* Text extract
◇ ◇ ◇ ◇

To sum up, the above methods all extract key points from 2D images and match them with 3D models to obtain the 3D information of the object. These methods assume that the object has a relatively fixed shape model, which is generally true for vehicles and relatively difficult for pedestrians. In addition, these methods require multiple key points to be labeled on the 2D image, which is also very time-consuming.
2D/3D geometric constraints# Translation
Deep3DBox [12] is one of the early and representative works in this field. A 3D object box requires 9 variables to represent, which are center, size, and orientation (3D orientation can be simplified as yaw, thus becoming 7 variables). 2D object detection in images can provide a 2D object box containing 4 known variables (2D center and 2D size), which is insufficient to solve variables with 7 or 9 degrees of freedom. Among these three sets of variables, the size and orientation are relatively closely related to visual features. For example, the 3D size of an object is highly correlated with its category (pedestrian, bicycle, car, bus, truck, etc.), and the object category can be predicted through visual features. For the 3D position of the center point, it is difficult to predict solely based on visual features due to the ambiguity generated by perspective projection. Therefore, Deep3DBox proposes to first estimate the object size and orientation using the image features within the 2D object box. Then, a 2D/3D geometric constraint is used to solve for the 3D position of the center point. This constraint is that the projection of the 3D object box on the image is tightly surrounded by the 2D object box, meaning that at least one corner of the 3D object box can be found on each edge of the 2D object box. With the previously predicted size and orientation, together with the camera’s calibration parameters, the 3D position of the center point can be solved.
!Geometric constraints between 2D and 3D object boxes (image source from reference [9])
This method of using 2D/3D constraints requires extremely accurate 2D object box detection. In the framework of Deep3DBox, even small errors in the 2D object box may result in the failure of 3D object box prediction. The first two stages of Shift R-CNN [13] are very similar to Deep3DBox, which predict the 3D size and orientation through the 2D object box and visual features, and then solve for the 3D position through geometric constraints. However, Shift R-CNN adds a third stage, which combines the 2D object box, 3D object box, and camera parameters obtained in the first two stages as input, and uses a fully connected network to predict a more accurate 3D position.
When using 2D/3D geometric constraints, the above methods obtain the 3D position of objects by solving a set of over-constrained equations as a post-processing step, which is not part of the neural network. The first and third stages of Shift R-CNN are also trained separately. MVRA [14] constructs a network for solving this over-constrained equation and designs the IoU Loss in image coordinates and the L2 Loss in BEV coordinates to measure the error in object detection and distance estimation, assisting in end-to-end training. Consequently, the quality of predicting object 3D position also provides feedback to the previous predictions of 3D size and orientation.
Directly Generating 3D Bounding Boxes
The previously introduced three methods all start from 2D images. Some transform the images into BEV views, some detect 2D keypoints and match them with 3D models, and others use geometric constraints of 2D and 3D bounding boxes. In addition, there is another type of method that starts from dense 3D object candidates, scores all candidates using 2D image features, and outputs the ones with the highest scores. This strategy is similar to the traditional sliding window method in object detection.

◇ ◇ ◇ ◇

* Requests
A - In the 3D object detection text, what does the third stage of Shift R-CNN use a fully connected network to predict?
B - Pick up the 3D object detection text after its last sentence and carry it on.
The items that come after this are not needed.

◇ ◇ ◇ ◇

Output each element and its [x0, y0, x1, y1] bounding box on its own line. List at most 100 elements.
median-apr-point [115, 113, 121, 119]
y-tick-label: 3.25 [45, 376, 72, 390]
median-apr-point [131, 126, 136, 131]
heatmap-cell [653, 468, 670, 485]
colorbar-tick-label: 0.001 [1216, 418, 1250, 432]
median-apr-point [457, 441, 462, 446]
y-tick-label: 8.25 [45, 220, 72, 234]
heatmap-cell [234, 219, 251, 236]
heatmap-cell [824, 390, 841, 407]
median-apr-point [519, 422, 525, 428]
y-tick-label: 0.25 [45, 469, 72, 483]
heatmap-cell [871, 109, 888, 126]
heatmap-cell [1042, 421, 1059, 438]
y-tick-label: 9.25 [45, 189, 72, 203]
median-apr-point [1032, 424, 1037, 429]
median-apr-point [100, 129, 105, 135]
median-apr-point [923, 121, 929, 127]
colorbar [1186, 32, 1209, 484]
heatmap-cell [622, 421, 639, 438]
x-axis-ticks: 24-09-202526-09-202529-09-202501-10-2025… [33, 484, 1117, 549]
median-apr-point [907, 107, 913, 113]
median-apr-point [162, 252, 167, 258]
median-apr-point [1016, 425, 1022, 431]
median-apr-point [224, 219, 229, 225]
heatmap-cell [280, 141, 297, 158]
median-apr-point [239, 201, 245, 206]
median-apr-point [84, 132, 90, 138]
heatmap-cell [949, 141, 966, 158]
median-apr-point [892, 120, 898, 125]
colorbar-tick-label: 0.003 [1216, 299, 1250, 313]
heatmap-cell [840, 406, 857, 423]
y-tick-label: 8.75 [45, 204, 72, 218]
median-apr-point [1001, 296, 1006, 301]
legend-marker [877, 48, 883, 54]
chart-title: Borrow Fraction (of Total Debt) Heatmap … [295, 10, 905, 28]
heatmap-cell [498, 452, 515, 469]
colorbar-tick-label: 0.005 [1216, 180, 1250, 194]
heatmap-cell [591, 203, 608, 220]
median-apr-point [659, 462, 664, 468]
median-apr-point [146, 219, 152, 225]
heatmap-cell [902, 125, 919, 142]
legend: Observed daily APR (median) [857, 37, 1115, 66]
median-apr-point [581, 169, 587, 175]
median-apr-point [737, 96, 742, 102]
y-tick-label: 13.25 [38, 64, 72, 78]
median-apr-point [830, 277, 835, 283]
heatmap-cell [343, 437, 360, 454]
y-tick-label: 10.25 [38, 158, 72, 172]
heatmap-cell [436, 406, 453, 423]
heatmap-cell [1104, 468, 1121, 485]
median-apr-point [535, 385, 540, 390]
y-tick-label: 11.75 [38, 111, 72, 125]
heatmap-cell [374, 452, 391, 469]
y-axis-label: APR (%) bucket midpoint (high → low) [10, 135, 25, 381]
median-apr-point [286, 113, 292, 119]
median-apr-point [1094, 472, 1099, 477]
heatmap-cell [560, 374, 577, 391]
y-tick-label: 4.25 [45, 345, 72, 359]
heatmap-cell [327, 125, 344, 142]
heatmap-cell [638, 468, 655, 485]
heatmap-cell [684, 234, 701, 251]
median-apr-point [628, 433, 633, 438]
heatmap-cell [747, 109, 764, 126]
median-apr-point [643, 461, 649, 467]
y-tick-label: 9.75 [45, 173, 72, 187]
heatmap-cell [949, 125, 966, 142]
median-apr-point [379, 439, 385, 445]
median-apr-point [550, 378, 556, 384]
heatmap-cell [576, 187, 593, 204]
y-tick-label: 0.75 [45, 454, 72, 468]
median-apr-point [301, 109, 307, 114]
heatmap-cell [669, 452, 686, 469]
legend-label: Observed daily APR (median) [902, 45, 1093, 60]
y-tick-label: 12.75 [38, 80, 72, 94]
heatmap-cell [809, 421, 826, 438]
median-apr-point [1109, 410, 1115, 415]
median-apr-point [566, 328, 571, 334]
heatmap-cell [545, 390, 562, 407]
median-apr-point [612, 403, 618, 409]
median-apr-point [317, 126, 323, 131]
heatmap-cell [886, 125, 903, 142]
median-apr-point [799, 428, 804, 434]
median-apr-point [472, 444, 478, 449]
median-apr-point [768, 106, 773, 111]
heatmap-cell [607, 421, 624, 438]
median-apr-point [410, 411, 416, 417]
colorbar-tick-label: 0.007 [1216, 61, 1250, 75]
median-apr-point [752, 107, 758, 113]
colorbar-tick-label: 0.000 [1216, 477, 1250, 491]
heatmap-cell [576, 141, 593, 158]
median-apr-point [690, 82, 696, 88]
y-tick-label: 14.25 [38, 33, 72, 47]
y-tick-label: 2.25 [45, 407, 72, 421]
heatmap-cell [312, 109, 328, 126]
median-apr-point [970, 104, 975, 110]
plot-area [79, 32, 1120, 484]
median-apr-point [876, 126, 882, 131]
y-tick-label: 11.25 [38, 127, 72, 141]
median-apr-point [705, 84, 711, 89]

◇ ◇ ◇ ◇

* The responses
A - A more accurate 3D position.

B -
Mono3D [15] is a representative of this type of method. Firstly, dense 3D bounding boxes are generated based on prior knowledge of the object’s position (z-coordinate at ground level) and size. On the KITTI dataset, approximately 40K (vehicles) or 70K (pedestrians and bicycles) candidate boxes are generated per frame. These 3D candidate boxes are projected onto image coordinates and scored using 2D image features. These features come from semantic segmentation, instance segmentation, context, shape, and position prior information. All of these features are combined to score the candidate boxes, and higher-scoring candidates are selected as the final candidates. These candidates then undergo further CNN evaluation to obtain the final 3D bounding boxes.
The M3D-RPN [16] is an anchor-based method that defines both 2D and 3D anchors which represent 2D and 3D object boxes respectively. The 2D anchors are densely sampled from the image while the 3D anchors are parameterized based on prior knowledge learned from the training set data. Specifically, each 2D anchor is matched with the annotated 2D object box in the image through IoU, and the corresponding mean 3D object box is used to define the parameters of the 3D anchor. It is worth noting that M3D-RPN simultaneously employs both standard convolution operation (with spatial invariance) and Depth-Aware convolution. The latter partitions the image rows (Y-coordinates) into multiple groups, each corresponding to different scene depths, and uses different convolution kernels to process them.
Although Mono3D and M3D-RPN utilize some prior knowledge, they still rely on densely sampled object candidates or anchors, resulting in a large amount of calculation and limitations in practicality. Some subsequent methods have proposed to use the 2D detection results to further reduce the search space.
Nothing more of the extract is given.